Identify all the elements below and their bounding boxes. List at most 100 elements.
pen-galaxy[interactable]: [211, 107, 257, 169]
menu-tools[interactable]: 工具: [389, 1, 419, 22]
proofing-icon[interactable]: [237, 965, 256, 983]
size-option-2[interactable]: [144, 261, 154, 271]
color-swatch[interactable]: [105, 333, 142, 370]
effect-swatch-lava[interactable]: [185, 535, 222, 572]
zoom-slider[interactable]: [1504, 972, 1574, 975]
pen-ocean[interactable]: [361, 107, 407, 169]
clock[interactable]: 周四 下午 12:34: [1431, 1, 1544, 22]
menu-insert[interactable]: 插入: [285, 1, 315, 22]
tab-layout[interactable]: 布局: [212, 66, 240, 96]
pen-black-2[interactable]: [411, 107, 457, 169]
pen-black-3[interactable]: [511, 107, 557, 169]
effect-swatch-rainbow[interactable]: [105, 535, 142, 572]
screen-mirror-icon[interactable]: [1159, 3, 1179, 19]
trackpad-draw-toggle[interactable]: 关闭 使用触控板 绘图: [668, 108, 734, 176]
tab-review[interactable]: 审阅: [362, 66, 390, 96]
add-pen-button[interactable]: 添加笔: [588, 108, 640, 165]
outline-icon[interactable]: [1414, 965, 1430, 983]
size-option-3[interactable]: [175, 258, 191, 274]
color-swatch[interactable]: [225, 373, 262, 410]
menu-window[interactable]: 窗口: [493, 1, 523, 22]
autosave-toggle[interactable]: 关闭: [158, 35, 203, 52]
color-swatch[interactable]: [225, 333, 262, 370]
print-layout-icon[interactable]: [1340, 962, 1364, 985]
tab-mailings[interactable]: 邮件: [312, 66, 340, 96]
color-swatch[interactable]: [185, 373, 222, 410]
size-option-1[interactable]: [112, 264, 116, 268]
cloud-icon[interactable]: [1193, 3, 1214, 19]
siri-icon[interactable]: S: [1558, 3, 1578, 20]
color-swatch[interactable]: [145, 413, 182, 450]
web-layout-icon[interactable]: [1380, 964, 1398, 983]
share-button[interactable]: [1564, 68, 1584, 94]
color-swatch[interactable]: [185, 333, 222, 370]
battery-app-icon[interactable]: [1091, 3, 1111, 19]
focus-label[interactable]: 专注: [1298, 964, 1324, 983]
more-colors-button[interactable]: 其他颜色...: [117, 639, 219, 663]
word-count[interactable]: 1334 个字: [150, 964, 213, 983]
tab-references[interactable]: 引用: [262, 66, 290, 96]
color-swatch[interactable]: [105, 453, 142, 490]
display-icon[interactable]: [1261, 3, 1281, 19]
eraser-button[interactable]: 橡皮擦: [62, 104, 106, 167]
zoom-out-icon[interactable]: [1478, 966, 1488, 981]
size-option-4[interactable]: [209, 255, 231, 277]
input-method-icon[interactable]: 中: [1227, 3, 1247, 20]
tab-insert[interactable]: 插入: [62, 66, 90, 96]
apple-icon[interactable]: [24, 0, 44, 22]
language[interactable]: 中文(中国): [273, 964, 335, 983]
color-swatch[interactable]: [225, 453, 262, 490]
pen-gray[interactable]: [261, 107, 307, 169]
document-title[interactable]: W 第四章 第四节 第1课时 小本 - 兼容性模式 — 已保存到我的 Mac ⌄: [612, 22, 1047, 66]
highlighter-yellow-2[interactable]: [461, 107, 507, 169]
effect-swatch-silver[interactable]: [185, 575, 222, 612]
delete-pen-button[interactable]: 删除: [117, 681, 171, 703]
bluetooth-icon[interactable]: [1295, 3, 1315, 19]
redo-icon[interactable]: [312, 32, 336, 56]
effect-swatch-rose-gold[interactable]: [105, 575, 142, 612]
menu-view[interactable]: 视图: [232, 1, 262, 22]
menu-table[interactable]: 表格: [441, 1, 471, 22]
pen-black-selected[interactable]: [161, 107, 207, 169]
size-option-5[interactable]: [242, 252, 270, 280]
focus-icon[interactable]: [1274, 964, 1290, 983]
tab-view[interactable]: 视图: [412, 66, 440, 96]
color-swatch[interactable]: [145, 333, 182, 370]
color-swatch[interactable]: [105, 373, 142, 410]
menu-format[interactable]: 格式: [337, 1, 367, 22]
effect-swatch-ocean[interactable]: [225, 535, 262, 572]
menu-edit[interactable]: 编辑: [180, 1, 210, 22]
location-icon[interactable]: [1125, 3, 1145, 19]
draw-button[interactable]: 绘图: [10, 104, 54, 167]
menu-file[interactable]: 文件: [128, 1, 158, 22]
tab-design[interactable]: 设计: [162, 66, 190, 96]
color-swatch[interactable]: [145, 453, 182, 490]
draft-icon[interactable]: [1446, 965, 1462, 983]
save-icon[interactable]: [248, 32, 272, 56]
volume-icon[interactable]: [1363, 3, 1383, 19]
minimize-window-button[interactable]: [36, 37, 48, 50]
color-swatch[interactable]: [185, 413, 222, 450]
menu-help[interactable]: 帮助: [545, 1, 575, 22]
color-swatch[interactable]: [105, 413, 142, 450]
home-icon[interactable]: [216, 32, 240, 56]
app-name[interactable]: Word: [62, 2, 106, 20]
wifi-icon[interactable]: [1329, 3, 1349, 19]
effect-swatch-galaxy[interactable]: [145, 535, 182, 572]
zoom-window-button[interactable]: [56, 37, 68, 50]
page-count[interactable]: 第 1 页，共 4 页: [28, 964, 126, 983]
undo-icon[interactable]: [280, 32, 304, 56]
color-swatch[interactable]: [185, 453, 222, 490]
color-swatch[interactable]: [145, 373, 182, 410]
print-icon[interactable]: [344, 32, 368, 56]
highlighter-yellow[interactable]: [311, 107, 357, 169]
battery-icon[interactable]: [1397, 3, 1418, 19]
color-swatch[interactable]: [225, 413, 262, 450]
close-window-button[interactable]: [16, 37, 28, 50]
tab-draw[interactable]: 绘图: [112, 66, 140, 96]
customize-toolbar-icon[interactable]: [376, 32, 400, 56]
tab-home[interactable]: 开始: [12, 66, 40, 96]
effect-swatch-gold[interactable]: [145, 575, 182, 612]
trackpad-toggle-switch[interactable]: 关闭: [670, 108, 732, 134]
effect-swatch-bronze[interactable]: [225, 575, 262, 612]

**CHALLENGE**
Turn every line above into a Markdown table with the columns "Row" and "Line", numbering the rows and skipping any blank lines.

**FULL OUTPUT**
| Row | Line |
|---|---|
| 1 | Identify all the elements below and their bounding boxes. List at most 100 elements. |
| 2 | pen-galaxy[interactable]: [211, 107, 257, 169] |
| 3 | menu-tools[interactable]: 工具: [389, 1, 419, 22] |
| 4 | proofing-icon[interactable]: [237, 965, 256, 983] |
| 5 | size-option-2[interactable]: [144, 261, 154, 271] |
| 6 | color-swatch[interactable]: [105, 333, 142, 370] |
| 7 | effect-swatch-lava[interactable]: [185, 535, 222, 572] |
| 8 | zoom-slider[interactable]: [1504, 972, 1574, 975] |
| 9 | pen-ocean[interactable]: [361, 107, 407, 169] |
| 10 | clock[interactable]: 周四 下午 12:34: [1431, 1, 1544, 22] |
| 11 | menu-insert[interactable]: 插入: [285, 1, 315, 22] |
| 12 | tab-layout[interactable]: 布局: [212, 66, 240, 96] |
| 13 | pen-black-2[interactable]: [411, 107, 457, 169] |
| 14 | pen-black-3[interactable]: [511, 107, 557, 169] |
| 15 | effect-swatch-rainbow[interactable]: [105, 535, 142, 572] |
| 16 | screen-mirror-icon[interactable]: [1159, 3, 1179, 19] |
| 17 | trackpad-draw-toggle[interactable]: 关闭 使用触控板 绘图: [668, 108, 734, 176] |
| 18 | tab-review[interactable]: 审阅: [362, 66, 390, 96] |
| 19 | add-pen-button[interactable]: 添加笔: [588, 108, 640, 165] |
| 20 | outline-icon[interactable]: [1414, 965, 1430, 983] |
| 21 | size-option-3[interactable]: [175, 258, 191, 274] |
| 22 | color-swatch[interactable]: [225, 373, 262, 410] |
| 23 | menu-window[interactable]: 窗口: [493, 1, 523, 22] |
| 24 | autosave-toggle[interactable]: 关闭: [158, 35, 203, 52] |
| 25 | color-swatch[interactable]: [225, 333, 262, 370] |
| 26 | print-layout-icon[interactable]: [1340, 962, 1364, 985] |
| 27 | tab-mailings[interactable]: 邮件: [312, 66, 340, 96] |
| 28 | color-swatch[interactable]: [185, 373, 222, 410] |
| 29 | size-option-1[interactable]: [112, 264, 116, 268] |
| 30 | cloud-icon[interactable]: [1193, 3, 1214, 19] |
| 31 | siri-icon[interactable]: S: [1558, 3, 1578, 20] |
| 32 | color-swatch[interactable]: [145, 413, 182, 450] |
| 33 | web-layout-icon[interactable]: [1380, 964, 1398, 983] |
| 34 | share-button[interactable]: [1564, 68, 1584, 94] |
| 35 | color-swatch[interactable]: [185, 333, 222, 370] |
| 36 | battery-app-icon[interactable]: [1091, 3, 1111, 19] |
| 37 | focus-label[interactable]: 专注: [1298, 964, 1324, 983] |
| 38 | more-colors-button[interactable]: 其他颜色...: [117, 639, 219, 663] |
| 39 | word-count[interactable]: 1334 个字: [150, 964, 213, 983] |
| 40 | tab-references[interactable]: 引用: [262, 66, 290, 96] |
| 41 | color-swatch[interactable]: [105, 453, 142, 490] |
| 42 | display-icon[interactable]: [1261, 3, 1281, 19] |
| 43 | eraser-button[interactable]: 橡皮擦: [62, 104, 106, 167] |
| 44 | zoom-out-icon[interactable]: [1478, 966, 1488, 981] |
| 45 | size-option-4[interactable]: [209, 255, 231, 277] |
| 46 | input-method-icon[interactable]: 中: [1227, 3, 1247, 20] |
| 47 | tab-insert[interactable]: 插入: [62, 66, 90, 96] |
| 48 | apple-icon[interactable]: [24, 0, 44, 22] |
| 49 | language[interactable]: 中文(中国): [273, 964, 335, 983] |
| 50 | color-swatch[interactable]: [225, 453, 262, 490] |
| 51 | pen-gray[interactable]: [261, 107, 307, 169] |
| 52 | document-title[interactable]: W 第四章 第四节 第1课时 小本 - 兼容性模式 — 已保存到我的 Mac ⌄: [612, 22, 1047, 66] |
| 53 | highlighter-yellow-2[interactable]: [461, 107, 507, 169] |
| 54 | effect-swatch-silver[interactable]: [185, 575, 222, 612] |
| 55 | delete-pen-button[interactable]: 删除: [117, 681, 171, 703] |
| 56 | bluetooth-icon[interactable]: [1295, 3, 1315, 19] |
| 57 | redo-icon[interactable]: [312, 32, 336, 56] |
| 58 | effect-swatch-rose-gold[interactable]: [105, 575, 142, 612] |
| 59 | menu-view[interactable]: 视图: [232, 1, 262, 22] |
| 60 | menu-table[interactable]: 表格: [441, 1, 471, 22] |
| 61 | pen-black-selected[interactable]: [161, 107, 207, 169] |
| 62 | size-option-5[interactable]: [242, 252, 270, 280] |
| 63 | focus-icon[interactable]: [1274, 964, 1290, 983] |
| 64 | tab-view[interactable]: 视图: [412, 66, 440, 96] |
| 65 | color-swatch[interactable]: [145, 333, 182, 370] |
| 66 | color-swatch[interactable]: [105, 373, 142, 410] |
| 67 | menu-format[interactable]: 格式: [337, 1, 367, 22] |
| 68 | effect-swatch-ocean[interactable]: [225, 535, 262, 572] |
| 69 | menu-edit[interactable]: 编辑: [180, 1, 210, 22] |
| 70 | location-icon[interactable]: [1125, 3, 1145, 19] |
| 71 | draw-button[interactable]: 绘图: [10, 104, 54, 167] |
| 72 | menu-file[interactable]: 文件: [128, 1, 158, 22] |
| 73 | tab-design[interactable]: 设计: [162, 66, 190, 96] |
| 74 | color-swatch[interactable]: [145, 453, 182, 490] |
| 75 | draft-icon[interactable]: [1446, 965, 1462, 983] |
| 76 | save-icon[interactable]: [248, 32, 272, 56] |
| 77 | volume-icon[interactable]: [1363, 3, 1383, 19] |
| 78 | minimize-window-button[interactable]: [36, 37, 48, 50] |
| 79 | color-swatch[interactable]: [185, 413, 222, 450] |
| 80 | menu-help[interactable]: 帮助: [545, 1, 575, 22] |
| 81 | color-swatch[interactable]: [105, 413, 142, 450] |
| 82 | home-icon[interactable]: [216, 32, 240, 56] |
| 83 | app-name[interactable]: Word: [62, 2, 106, 20] |
| 84 | wifi-icon[interactable]: [1329, 3, 1349, 19] |
| 85 | effect-swatch-galaxy[interactable]: [145, 535, 182, 572] |
| 86 | zoom-window-button[interactable]: [56, 37, 68, 50] |
| 87 | page-count[interactable]: 第 1 页，共 4 页: [28, 964, 126, 983] |
| 88 | undo-icon[interactable]: [280, 32, 304, 56] |
| 89 | color-swatch[interactable]: [185, 453, 222, 490] |
| 90 | color-swatch[interactable]: [145, 373, 182, 410] |
| 91 | print-icon[interactable]: [344, 32, 368, 56] |
| 92 | highlighter-yellow[interactable]: [311, 107, 357, 169] |
| 93 | battery-icon[interactable]: [1397, 3, 1418, 19] |
| 94 | color-swatch[interactable]: [225, 413, 262, 450] |
| 95 | close-window-button[interactable]: [16, 37, 28, 50] |
| 96 | tab-draw[interactable]: 绘图: [112, 66, 140, 96] |
| 97 | customize-toolbar-icon[interactable]: [376, 32, 400, 56] |
| 98 | tab-home[interactable]: 开始: [12, 66, 40, 96] |
| 99 | effect-swatch-gold[interactable]: [145, 575, 182, 612] |
| 100 | trackpad-toggle-switch[interactable]: 关闭: [670, 108, 732, 134] |
| 101 | effect-swatch-bronze[interactable]: [225, 575, 262, 612] |